━━━ Extracted material
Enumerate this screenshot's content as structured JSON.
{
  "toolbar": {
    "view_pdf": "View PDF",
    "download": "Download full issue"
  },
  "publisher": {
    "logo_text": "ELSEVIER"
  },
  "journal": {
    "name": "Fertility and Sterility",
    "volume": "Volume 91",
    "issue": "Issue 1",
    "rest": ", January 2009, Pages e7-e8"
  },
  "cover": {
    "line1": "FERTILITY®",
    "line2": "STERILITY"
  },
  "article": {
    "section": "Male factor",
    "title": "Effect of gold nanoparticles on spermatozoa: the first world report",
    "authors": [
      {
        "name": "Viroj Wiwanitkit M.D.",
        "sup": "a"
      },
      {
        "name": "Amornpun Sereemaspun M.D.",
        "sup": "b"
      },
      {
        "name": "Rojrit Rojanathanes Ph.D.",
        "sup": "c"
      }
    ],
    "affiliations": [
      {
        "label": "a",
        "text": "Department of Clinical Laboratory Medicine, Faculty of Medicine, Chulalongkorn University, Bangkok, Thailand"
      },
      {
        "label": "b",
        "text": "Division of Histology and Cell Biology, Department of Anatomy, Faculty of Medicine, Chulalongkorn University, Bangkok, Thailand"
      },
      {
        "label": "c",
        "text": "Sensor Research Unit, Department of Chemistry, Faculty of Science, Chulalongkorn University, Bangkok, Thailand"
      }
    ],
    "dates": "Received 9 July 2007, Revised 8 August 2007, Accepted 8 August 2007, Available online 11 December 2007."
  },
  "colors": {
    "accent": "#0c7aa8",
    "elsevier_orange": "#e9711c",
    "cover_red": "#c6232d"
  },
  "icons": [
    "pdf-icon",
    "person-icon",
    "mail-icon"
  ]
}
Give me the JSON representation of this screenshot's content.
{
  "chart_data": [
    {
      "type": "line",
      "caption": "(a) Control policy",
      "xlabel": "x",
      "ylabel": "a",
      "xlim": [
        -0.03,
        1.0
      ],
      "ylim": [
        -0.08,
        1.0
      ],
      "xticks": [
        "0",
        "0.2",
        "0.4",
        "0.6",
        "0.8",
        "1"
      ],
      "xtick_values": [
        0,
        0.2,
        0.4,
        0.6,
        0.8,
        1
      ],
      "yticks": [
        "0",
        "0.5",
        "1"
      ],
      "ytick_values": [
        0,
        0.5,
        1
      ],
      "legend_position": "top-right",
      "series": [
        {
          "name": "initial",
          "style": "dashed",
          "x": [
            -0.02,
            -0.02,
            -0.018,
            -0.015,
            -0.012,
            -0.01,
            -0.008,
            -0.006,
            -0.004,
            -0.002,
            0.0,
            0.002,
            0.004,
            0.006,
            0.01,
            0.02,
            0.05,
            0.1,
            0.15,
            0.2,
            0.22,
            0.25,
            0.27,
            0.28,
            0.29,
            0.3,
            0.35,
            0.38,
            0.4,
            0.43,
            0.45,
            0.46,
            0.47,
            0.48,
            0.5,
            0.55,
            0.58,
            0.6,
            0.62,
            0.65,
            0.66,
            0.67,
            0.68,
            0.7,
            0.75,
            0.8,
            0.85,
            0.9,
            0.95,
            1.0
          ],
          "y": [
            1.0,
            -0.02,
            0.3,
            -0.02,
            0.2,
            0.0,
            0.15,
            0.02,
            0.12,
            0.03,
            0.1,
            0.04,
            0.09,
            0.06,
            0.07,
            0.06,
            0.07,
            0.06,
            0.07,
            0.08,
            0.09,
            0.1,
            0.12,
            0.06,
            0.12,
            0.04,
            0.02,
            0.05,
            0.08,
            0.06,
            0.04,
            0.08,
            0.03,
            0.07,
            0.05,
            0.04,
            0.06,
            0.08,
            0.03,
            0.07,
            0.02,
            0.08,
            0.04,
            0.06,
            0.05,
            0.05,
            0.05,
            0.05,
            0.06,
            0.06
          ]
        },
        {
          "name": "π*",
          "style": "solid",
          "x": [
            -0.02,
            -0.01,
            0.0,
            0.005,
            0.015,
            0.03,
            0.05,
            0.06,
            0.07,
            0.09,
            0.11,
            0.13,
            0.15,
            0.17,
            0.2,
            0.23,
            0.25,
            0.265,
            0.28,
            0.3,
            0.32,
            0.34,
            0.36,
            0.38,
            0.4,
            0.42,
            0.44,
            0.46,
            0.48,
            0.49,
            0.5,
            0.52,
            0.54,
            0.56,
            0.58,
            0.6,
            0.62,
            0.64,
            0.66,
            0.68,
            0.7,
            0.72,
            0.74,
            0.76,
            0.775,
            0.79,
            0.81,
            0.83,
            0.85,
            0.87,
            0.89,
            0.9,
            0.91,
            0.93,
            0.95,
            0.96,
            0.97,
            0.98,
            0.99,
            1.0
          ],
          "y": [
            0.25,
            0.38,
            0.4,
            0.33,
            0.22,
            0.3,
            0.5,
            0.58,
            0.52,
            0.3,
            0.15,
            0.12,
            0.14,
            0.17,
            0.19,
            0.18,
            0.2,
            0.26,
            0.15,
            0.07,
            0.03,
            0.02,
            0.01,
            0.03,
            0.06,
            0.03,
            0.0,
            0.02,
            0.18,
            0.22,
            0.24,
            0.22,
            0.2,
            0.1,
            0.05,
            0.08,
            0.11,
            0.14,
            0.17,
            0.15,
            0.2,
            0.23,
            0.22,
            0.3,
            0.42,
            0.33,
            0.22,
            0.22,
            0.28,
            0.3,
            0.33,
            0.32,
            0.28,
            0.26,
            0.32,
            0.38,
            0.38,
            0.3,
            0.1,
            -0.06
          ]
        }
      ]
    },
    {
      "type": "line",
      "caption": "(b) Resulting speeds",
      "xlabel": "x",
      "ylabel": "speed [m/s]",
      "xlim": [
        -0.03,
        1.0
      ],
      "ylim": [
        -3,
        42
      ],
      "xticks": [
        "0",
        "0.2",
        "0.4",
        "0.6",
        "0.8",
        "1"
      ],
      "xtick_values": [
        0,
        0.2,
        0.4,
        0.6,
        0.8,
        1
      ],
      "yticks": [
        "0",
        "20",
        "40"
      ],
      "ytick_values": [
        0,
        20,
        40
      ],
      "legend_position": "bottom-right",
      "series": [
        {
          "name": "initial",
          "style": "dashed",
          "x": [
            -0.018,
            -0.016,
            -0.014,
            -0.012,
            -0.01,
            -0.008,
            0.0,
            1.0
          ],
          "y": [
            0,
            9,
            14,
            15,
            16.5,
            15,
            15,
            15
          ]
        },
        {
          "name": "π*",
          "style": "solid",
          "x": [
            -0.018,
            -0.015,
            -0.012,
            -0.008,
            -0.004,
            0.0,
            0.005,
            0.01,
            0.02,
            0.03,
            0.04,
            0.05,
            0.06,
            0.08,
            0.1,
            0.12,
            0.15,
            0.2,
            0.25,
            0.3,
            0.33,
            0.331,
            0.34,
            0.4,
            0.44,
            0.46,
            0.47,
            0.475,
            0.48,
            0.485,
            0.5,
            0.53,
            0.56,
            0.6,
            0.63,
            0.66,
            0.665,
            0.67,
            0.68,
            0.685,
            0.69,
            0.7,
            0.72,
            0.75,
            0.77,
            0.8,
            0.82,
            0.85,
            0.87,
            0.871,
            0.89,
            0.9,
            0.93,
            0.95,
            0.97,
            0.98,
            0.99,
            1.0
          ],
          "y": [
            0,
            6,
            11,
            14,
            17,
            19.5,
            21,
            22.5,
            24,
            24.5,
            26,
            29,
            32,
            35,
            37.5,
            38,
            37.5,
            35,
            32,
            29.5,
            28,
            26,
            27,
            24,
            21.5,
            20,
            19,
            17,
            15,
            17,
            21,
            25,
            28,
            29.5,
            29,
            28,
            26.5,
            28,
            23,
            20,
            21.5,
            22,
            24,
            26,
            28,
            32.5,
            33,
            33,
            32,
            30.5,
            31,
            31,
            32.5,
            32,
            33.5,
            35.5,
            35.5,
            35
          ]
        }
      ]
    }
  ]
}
━━━━━━
> Your task
Extract every line containing the string "JSON" from the material.

> Exercise solution
Enumerate this screenshot's content as structured JSON.
Give me the JSON representation of this screenshot's content.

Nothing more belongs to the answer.